🤖 AI Summary
This work addresses the challenge that traditional discrete probability distributions rely on manually derived analytical forms, hindering the automatic discovery of interpretable models. We propose Symbolic Density Estimation (SDE), a novel framework that, for the first time, integrates structural priors, evolutionary search, and validity-aware parameter inference to automatically discover closed-form probability mass functions within a structured symbolic space composed of elementary mathematical operations. SDE accommodates complex distributional features such as zero-inflation and finite mixtures. We introduce the first systematic benchmark dataset for this task and demonstrate that SDE accurately recovers all target distribution families. On real-world data, SDE discovers concise, interpretable mixture models that achieve superior goodness-of-fit compared to standard methods.

*DATA EXTRACTS*
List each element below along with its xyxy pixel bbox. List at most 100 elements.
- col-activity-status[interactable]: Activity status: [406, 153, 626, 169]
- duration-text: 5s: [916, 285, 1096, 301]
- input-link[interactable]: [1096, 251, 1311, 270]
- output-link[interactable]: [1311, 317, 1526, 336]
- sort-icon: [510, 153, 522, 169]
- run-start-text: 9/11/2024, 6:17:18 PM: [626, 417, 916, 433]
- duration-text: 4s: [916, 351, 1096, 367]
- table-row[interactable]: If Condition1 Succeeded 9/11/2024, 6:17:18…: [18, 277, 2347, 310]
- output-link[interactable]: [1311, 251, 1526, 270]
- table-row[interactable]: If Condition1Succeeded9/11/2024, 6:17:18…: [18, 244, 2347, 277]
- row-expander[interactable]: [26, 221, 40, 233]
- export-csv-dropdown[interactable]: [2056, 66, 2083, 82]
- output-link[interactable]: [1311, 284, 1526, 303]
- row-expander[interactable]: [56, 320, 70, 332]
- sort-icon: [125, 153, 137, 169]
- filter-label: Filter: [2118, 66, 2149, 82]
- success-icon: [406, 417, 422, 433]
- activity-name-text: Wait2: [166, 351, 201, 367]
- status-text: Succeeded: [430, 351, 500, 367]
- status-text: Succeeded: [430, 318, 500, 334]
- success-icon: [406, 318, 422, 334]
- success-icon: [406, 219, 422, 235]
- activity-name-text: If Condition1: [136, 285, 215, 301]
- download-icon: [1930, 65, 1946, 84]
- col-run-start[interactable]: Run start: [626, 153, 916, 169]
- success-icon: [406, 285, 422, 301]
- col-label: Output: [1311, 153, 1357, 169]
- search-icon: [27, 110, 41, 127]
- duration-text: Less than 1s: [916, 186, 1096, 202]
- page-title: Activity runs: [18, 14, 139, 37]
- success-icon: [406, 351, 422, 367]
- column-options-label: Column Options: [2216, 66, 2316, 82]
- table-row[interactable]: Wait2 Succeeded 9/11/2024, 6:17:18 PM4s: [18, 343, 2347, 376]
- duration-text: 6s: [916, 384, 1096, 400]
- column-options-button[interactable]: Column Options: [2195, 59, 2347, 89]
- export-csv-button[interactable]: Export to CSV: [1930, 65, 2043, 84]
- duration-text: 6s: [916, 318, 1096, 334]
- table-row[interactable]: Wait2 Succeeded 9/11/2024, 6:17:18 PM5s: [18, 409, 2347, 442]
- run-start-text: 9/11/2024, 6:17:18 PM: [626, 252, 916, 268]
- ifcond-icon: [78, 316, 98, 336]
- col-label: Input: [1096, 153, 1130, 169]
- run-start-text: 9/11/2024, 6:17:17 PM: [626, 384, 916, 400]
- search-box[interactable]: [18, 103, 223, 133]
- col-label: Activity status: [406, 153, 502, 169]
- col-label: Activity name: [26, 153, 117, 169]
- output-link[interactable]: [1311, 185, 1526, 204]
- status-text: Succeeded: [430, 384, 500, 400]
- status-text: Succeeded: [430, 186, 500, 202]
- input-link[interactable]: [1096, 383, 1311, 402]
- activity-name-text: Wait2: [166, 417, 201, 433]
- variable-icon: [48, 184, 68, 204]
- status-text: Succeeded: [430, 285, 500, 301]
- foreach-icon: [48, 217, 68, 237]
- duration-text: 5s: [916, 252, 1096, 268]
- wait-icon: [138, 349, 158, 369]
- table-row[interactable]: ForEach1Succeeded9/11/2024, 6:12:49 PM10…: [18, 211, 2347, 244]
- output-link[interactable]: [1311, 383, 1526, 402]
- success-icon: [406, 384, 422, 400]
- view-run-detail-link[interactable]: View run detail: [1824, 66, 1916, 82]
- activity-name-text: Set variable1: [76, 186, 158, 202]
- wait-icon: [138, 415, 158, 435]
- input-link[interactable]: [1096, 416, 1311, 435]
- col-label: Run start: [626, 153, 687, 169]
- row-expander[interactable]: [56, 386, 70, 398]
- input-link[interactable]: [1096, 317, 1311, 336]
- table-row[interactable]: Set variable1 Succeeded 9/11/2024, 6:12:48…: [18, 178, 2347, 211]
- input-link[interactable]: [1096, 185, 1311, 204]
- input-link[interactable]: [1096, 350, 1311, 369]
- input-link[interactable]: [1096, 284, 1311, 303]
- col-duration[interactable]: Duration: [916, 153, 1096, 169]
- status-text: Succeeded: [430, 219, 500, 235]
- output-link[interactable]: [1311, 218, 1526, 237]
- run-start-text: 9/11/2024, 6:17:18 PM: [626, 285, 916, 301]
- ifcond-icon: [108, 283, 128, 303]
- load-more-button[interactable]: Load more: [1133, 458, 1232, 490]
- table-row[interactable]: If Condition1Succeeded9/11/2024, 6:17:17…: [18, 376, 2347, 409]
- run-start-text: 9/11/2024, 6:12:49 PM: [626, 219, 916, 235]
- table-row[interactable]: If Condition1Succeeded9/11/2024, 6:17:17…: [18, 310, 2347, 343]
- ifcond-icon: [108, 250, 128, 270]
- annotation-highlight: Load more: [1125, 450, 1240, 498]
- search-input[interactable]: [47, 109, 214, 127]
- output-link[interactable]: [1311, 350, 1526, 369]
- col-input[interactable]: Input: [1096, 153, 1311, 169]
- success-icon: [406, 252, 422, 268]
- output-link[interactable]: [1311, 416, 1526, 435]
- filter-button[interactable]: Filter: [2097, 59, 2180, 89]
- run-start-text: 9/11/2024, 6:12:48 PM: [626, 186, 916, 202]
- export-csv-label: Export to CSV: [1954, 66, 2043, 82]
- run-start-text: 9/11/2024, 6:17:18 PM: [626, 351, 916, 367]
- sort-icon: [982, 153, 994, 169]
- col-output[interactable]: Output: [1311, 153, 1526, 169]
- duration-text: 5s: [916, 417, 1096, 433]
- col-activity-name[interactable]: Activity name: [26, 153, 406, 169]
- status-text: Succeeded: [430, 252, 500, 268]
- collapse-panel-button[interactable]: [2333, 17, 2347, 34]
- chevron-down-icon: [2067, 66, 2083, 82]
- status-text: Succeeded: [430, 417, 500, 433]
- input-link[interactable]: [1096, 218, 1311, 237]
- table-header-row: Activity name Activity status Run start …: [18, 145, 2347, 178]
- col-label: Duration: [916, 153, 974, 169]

*WHAT YOU WILL DO*
a. In the summary of Symbolic Density Estimation, rewrite the paragraph beginning "This work addresses the challenge" as a short bulleted list that keeps its main facts.
b. Translate this sentence from the summary of Symbolic Density Estimation into Spanish: "SDE accommodates complex distributional features such as zero-inflation and finite mixtures."
c. Continue the summary of Symbolic Density Estimation from its final sentence.

*ANSWER SECTION*
a.
- Problem: traditional discrete probability distributions depend on manually derived analytical forms, which hinders automatic discovery of interpretable models.
- Proposal: Symbolic Density Estimation (SDE) automatically discovers closed-form probability mass functions in a structured symbolic space built from elementary mathematical operations.
- Method: it is the first framework to combine structural priors, evolutionary search, and validity-aware parameter inference.
- Scope: it handles complex features such as zero-inflation and finite mixtures.
- Benchmark: the work introduces the first systematic benchmark dataset for this task, and SDE accurately recovers all target distribution families.
- Real-world results: SDE finds concise, interpretable mixture models whose goodness-of-fit is better than that of standard methods.

b. SDE admite características distribucionales complejas, como la inflación de ceros y las mezclas finitas.

c.
📝 Abstract
Discrete probability laws underpin statistical modeling, yet the catalog of interpretable distributions has expanded only gradually through centuries of case-by-case mathematical derivations. We introduce symbolic density estimation (SDE), an unsupervised framework that automatically recovers closed-form probability mass functions by composing elementary analytic operations within a structured search space. Our method integrates domain-specific structural priors with evolutionary search and a validity-aware inference stage, and it extends to richer distribution families such as zero inflation and finite mixtures. To support systematic evaluation and future research, we contribute a benchmark dataset spanning a broad collection of commonly used discrete distributions. The proposed algorithm recovers all benchmark families with accurate parameter estimates. A real data application shows that it identifies concise and interpretable mixture models that improve goodness-of-fit over standard models.